▶ [REQUIREMENTS] In the article on Kanuri and Dagaza lexemes, what basic word order do Kanuri and Daza share?

▶ [DOCUMENT TEXT]
Begin

Cite this article as: Mohammed Gambo M. & Adamu U. A. (2025). Semantic Sameness with Phonological Variation Between Some Kanuri and Dagaza Lexemes. Zamfara International Journal of Humanities, 3(1), 80-86. www.doi.org/10.36349/zamijoh.2025.v03i01.009
SEMANTIC SAMENESS WITH PHONOLOGICAL VARIATION BETWEEN
SOME KANURI AND DAGAZA LEXEMES
Mohammed Gambo
Usman Ali Adamu
Department of Languages and Linguistics,
University of Maiduguri, Maiduguri, Borno State, Nigeria
Abstract: Linguistics is a scientific
study dealing with the vocabularies and other properties of languages, which is
subdivided in to units that include phonology, morphology, syntax and
semantics. These units of linguistics are in most cases interwoven, in the sense
that they always operate together. This paper examines semantic sameness with
phonological variation in some Kanuri and Dagaza lexemes with the aim of
investigating their linguistic sameness and variation. The research was
conducted by extracting words that have similar pronunciation in both
languages, and analyzes the phonological properties of both languages and then
relate them to the semantic components of the extracted lexemes. The outcome of
the research revealed that, there are many lexemes with different pronunciation
pattern with the same semantic reference. This due to the fact that many
languages shared linguistic properties as a result of many factors such as
Linguistic contact, migration, natural disaster and many others. This phenomena
lead to borrowing of words between languages. It has been established that
Kanuri and Dagaza shared many linguistic properties because of their ancestral
origin.
1.0
Introduction
The Dagazza or Daza people historically lived
in northern Chad, north eastern Niger, and southern Libya. They are sometimes
called the "black nomads of the Sahara". They are distributed across
a large area in the central Sahara, as well as the north-central Sahel. They
are particularly found north of the Tibesti mountains, which in old Tebu means
"Rocky Mountains". The Daza people are found primarily in the Sahara
regions around the borders of southeast Libya, northeast Niger and northern
Chad. They consider themselves a warrior people. The Daza consist of numerous
clans, which include; the Alala, Anakaza, Choraga, Dazza, Djagada, Dogorda,
Donza, Gaeda, Kamaya, Kara, Ketcherda, Kokorda, Mourdiya, Nara, Wandja, Yirah
and many more. There are diaspora communities of several thousand of Daza
people living in Omdurman, Sudan and many part Arica.
Kanuri (/kəˈnʊəri/) is a Saharan language
continuum of the Nilo–Saharan language, family spoken by the Kanuri and Kanembu
peoples in Nigeria, Niger, Chad and Cameroon, with approximate 9,700,000
speakers in Central Africa as well as by a diaspora community residing in Sudan.
Kanuri consist of two main dialects, Manga dialect and Yerwa dialect. It
belongs to the Western Saharan subphylum of Nilo-Saharan. Kanuri is the
language associated with the Kanem and Bornu empires that dominated the Lake
Chad region for a thousand years.
The kanuri and Dagazza languages shared many
linguistics aspect; such word order and tonal pattern. The basic word order of
Kanuri and Daza is subject–object–verb. It is typologically unusual in
simultaneously having postpositions and post-nominal modifiers. Kanuri has
three tones: high, low, and falling. It has an extensive system of consonantal
lenition; for example, sa- 'they' + -buma 'have eaten' → za-wuna 'they have
eaten'.

End

▶ [PROVIDED RECORDS]

Begin

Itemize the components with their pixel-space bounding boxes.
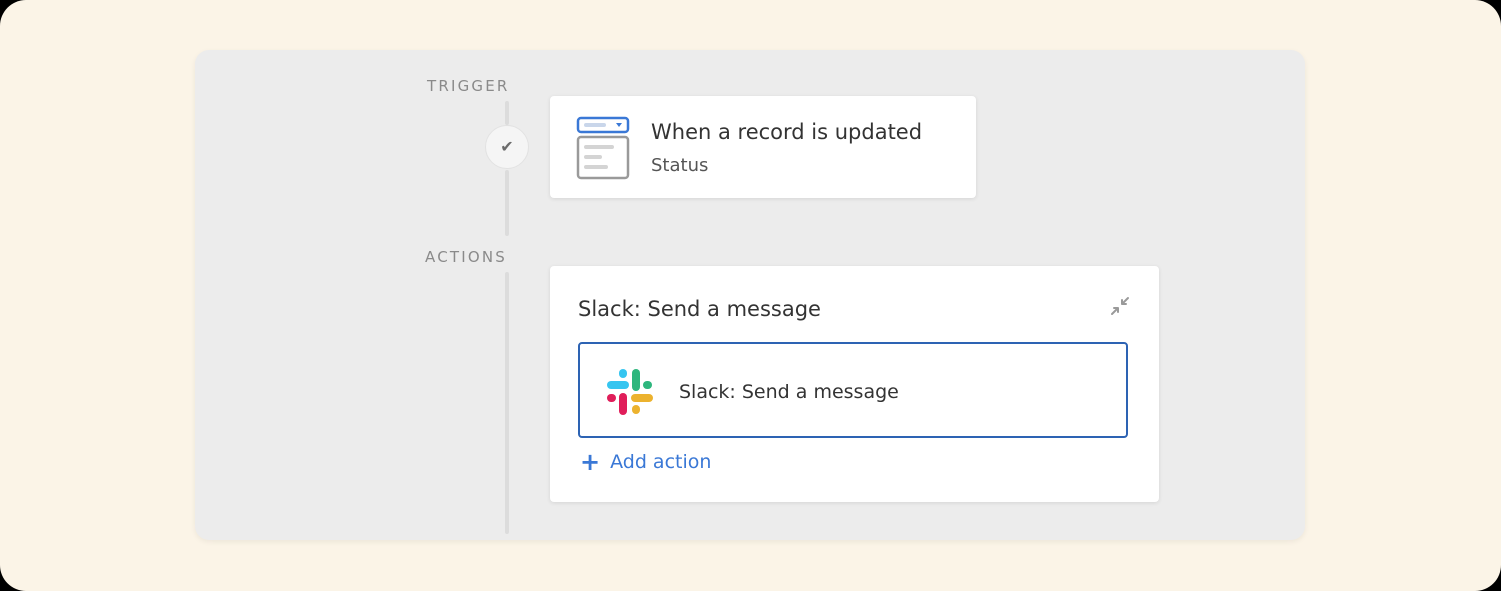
action-card: Slack: Send a message Slack: Send a mess… (550, 266, 1159, 502)
action-card-title: Slack: Send a message (578, 297, 821, 321)
trigger-title: When a record is updated (651, 120, 923, 144)
timeline-rail (505, 170, 509, 236)
trigger-section-label: TRIGGER (427, 77, 510, 95)
trigger-card[interactable]: When a record is updated Status (550, 96, 976, 198)
plus-icon: + (580, 448, 601, 476)
timeline-rail (505, 101, 509, 125)
app-frame: TRIGGER ✔ ACTIONS When a record is updat… (0, 0, 1501, 591)
slack-step-label: Slack: Send a message (679, 381, 899, 403)
trigger-subtitle: Status (651, 155, 709, 176)
add-action-label: Add action (610, 451, 712, 473)
record-form-icon (576, 116, 630, 180)
slack-icon (607, 369, 653, 415)
trigger-check-icon: ✔ (485, 125, 529, 169)
add-action-button[interactable]: + Add action (580, 450, 711, 474)
slack-step[interactable]: Slack: Send a message (578, 342, 1128, 438)
collapse-icon[interactable] (1109, 295, 1131, 317)
actions-section-label: ACTIONS (425, 248, 508, 266)
timeline-rail (505, 272, 509, 534)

End

▶ [FINISHED EXERCISE] Subject–object–verb.